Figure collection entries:

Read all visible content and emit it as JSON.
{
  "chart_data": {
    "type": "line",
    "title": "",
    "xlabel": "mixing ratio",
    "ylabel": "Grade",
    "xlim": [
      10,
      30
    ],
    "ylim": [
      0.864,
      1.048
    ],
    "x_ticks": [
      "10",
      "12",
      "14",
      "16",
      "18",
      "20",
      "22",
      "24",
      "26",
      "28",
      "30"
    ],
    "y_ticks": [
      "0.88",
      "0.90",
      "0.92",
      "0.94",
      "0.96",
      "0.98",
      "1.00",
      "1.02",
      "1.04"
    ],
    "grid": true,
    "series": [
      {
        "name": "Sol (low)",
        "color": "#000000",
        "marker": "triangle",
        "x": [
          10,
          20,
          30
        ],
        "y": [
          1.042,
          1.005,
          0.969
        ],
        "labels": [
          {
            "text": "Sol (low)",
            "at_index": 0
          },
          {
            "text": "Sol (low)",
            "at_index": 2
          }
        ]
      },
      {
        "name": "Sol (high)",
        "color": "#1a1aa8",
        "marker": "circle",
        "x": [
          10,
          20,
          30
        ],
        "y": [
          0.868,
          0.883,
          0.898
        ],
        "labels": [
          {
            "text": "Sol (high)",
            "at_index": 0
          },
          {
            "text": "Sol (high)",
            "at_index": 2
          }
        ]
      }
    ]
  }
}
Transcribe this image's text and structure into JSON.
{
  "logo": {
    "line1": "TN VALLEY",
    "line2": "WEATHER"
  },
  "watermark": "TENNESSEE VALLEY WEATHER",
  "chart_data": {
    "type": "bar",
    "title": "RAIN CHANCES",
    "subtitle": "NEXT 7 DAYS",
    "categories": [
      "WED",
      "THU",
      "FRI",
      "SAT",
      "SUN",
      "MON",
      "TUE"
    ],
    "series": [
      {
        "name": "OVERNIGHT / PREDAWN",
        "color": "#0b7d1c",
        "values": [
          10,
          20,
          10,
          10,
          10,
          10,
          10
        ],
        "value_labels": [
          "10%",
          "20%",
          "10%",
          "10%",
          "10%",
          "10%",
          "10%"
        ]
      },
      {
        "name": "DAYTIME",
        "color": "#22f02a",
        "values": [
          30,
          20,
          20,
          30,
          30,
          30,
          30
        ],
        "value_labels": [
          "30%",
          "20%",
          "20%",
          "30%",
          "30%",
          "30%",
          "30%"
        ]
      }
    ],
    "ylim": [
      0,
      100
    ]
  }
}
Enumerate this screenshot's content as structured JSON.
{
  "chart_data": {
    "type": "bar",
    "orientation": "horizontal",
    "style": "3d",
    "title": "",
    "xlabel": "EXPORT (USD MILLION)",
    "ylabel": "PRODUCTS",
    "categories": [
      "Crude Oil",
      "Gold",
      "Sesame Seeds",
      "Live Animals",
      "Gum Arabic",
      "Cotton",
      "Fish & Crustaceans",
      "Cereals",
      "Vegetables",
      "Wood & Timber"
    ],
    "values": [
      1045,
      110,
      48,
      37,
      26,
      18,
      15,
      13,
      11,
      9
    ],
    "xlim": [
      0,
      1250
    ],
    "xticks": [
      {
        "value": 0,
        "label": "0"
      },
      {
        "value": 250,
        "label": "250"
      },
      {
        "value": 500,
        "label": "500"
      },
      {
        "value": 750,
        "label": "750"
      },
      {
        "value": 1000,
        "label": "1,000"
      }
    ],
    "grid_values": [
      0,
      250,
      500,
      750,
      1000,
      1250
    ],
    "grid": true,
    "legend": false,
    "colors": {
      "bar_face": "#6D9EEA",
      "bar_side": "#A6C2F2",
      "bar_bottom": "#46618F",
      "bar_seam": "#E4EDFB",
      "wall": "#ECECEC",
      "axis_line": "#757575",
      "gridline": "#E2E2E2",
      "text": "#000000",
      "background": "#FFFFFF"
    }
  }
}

* _Exercise prompt_
Set down each entry again, unchanged.

* _Exercise result_
Read all visible content and emit it as JSON.
{
  "chart_data": {
    "type": "line",
    "title": "",
    "xlabel": "mixing ratio",
    "ylabel": "Grade",
    "xlim": [
      10,
      30
    ],
    "ylim": [
      0.864,
      1.048
    ],
    "x_ticks": [
      "10",
      "12",
      "14",
      "16",
      "18",
      "20",
      "22",
      "24",
      "26",
      "28",
      "30"
    ],
    "y_ticks": [
      "0.88",
      "0.90",
      "0.92",
      "0.94",
      "0.96",
      "0.98",
      "1.00",
      "1.02",
      "1.04"
    ],
    "grid": true,
    "series": [
      {
        "name": "Sol (low)",
        "color": "#000000",
        "marker": "triangle",
        "x": [
          10,
          20,
          30
        ],
        "y": [
          1.042,
          1.005,
          0.969
        ],
        "labels": [
          {
            "text": "Sol (low)",
            "at_index": 0
          },
          {
            "text": "Sol (low)",
            "at_index": 2
          }
        ]
      },
      {
        "name": "Sol (high)",
        "color": "#1a1aa8",
        "marker": "circle",
        "x": [
          10,
          20,
          30
        ],
        "y": [
          0.868,
          0.883,
          0.898
        ],
        "labels": [
          {
            "text": "Sol (high)",
            "at_index": 0
          },
          {
            "text": "Sol (high)",
            "at_index": 2
          }
        ]
      }
    ]
  }
}
Transcribe this image's text and structure into JSON.
{
  "logo": {
    "line1": "TN VALLEY",
    "line2": "WEATHER"
  },
  "watermark": "TENNESSEE VALLEY WEATHER",
  "chart_data": {
    "type": "bar",
    "title": "RAIN CHANCES",
    "subtitle": "NEXT 7 DAYS",
    "categories": [
      "WED",
      "THU",
      "FRI",
      "SAT",
      "SUN",
      "MON",
      "TUE"
    ],
    "series": [
      {
        "name": "OVERNIGHT / PREDAWN",
        "color": "#0b7d1c",
        "values": [
          10,
          20,
          10,
          10,
          10,
          10,
          10
        ],
        "value_labels": [
          "10%",
          "20%",
          "10%",
          "10%",
          "10%",
          "10%",
          "10%"
        ]
      },
      {
        "name": "DAYTIME",
        "color": "#22f02a",
        "values": [
          30,
          20,
          20,
          30,
          30,
          30,
          30
        ],
        "value_labels": [
          "30%",
          "20%",
          "20%",
          "30%",
          "30%",
          "30%",
          "30%"
        ]
      }
    ],
    "ylim": [
      0,
      100
    ]
  }
}
Enumerate this screenshot's content as structured JSON.
{
  "chart_data": {
    "type": "bar",
    "orientation": "horizontal",
    "style": "3d",
    "title": "",
    "xlabel": "EXPORT (USD MILLION)",
    "ylabel": "PRODUCTS",
    "categories": [
      "Crude Oil",
      "Gold",
      "Sesame Seeds",
      "Live Animals",
      "Gum Arabic",
      "Cotton",
      "Fish & Crustaceans",
      "Cereals",
      "Vegetables",
      "Wood & Timber"
    ],
    "values": [
      1045,
      110,
      48,
      37,
      26,
      18,
      15,
      13,
      11,
      9
    ],
    "xlim": [
      0,
      1250
    ],
    "xticks": [
      {
        "value": 0,
        "label": "0"
      },
      {
        "value": 250,
        "label": "250"
      },
      {
        "value": 500,
        "label": "500"
      },
      {
        "value": 750,
        "label": "750"
      },
      {
        "value": 1000,
        "label": "1,000"
      }
    ],
    "grid_values": [
      0,
      250,
      500,
      750,
      1000,
      1250
    ],
    "grid": true,
    "legend": false,
    "colors": {
      "bar_face": "#6D9EEA",
      "bar_side": "#A6C2F2",
      "bar_bottom": "#46618F",
      "bar_seam": "#E4EDFB",
      "wall": "#ECECEC",
      "axis_line": "#757575",
      "gridline": "#E2E2E2",
      "text": "#000000",
      "background": "#FFFFFF"
    }
  }
}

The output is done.